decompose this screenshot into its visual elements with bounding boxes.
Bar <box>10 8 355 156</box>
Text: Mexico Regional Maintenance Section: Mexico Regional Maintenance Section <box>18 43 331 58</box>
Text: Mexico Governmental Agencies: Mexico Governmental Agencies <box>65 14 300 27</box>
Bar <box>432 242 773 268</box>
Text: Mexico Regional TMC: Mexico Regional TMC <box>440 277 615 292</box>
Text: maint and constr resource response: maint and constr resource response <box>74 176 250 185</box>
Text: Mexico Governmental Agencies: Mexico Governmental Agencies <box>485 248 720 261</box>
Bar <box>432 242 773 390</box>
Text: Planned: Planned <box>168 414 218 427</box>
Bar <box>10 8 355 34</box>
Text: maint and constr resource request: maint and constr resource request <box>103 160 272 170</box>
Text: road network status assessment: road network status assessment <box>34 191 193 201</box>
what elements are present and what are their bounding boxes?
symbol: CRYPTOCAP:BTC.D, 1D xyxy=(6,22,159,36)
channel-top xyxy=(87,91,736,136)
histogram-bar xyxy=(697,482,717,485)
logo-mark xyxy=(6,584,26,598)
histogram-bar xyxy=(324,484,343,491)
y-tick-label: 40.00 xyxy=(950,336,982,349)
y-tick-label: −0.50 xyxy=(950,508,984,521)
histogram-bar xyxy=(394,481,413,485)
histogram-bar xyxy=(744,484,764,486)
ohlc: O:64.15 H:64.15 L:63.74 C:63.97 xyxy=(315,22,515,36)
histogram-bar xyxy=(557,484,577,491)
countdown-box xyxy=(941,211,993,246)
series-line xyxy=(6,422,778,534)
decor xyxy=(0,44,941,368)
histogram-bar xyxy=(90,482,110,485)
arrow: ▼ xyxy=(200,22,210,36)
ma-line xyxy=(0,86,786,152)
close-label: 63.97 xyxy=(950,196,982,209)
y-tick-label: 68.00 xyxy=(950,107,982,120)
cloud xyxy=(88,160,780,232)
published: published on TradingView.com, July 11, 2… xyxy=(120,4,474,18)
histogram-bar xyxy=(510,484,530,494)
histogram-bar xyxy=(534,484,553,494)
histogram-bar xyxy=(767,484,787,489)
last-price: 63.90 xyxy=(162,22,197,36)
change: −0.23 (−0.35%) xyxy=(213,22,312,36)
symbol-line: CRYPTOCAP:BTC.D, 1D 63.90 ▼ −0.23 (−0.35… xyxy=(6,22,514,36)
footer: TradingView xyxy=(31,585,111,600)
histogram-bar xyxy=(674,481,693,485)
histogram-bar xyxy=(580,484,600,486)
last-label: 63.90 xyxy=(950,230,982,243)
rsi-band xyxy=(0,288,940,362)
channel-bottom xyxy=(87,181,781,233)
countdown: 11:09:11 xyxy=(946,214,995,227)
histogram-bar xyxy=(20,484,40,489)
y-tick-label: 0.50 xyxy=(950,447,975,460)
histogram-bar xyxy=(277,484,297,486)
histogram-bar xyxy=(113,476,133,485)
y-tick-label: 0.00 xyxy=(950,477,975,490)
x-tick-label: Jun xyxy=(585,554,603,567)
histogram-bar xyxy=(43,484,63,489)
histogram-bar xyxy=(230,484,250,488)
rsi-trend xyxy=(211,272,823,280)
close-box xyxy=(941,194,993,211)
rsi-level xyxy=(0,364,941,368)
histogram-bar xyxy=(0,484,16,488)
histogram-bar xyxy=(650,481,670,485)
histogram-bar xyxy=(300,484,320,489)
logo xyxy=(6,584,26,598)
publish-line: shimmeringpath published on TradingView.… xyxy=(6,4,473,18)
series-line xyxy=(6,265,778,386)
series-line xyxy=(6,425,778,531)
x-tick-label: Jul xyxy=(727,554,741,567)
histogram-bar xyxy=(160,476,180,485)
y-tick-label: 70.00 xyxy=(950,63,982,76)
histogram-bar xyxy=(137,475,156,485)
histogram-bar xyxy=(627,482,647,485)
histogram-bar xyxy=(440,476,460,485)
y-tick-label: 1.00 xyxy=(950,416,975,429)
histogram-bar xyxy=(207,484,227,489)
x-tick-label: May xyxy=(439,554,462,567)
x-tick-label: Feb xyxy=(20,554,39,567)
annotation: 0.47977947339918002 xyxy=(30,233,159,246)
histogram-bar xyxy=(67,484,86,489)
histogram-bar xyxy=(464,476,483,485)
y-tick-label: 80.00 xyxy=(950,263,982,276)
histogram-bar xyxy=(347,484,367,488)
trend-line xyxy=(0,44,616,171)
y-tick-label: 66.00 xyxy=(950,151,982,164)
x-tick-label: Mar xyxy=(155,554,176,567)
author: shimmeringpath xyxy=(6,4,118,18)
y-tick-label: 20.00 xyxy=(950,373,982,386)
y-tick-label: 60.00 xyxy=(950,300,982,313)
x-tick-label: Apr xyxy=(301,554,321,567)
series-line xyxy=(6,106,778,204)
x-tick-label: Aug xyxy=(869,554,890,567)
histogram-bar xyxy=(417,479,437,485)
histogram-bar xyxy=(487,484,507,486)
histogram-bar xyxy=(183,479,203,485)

****************

*REQUIRED WORK*:
Recast the listing above as a Markdown table with columns named Row and Entry, starting at the first line and ending at the line containing "Text: Mexico Regional Maintenance". Leave out any blank lines.

*SOLUTION BELOW*:
| Row | Entry |
|---|---|
| 1 | decompose this screenshot into its visual elements with bounding boxes. |
| 2 | Bar <box>10 8 355 156</box> |
| 3 | Text: Mexico Regional Maintenance Section: Mexico Regional Maintenance Section <box>18 43 331 58</box> |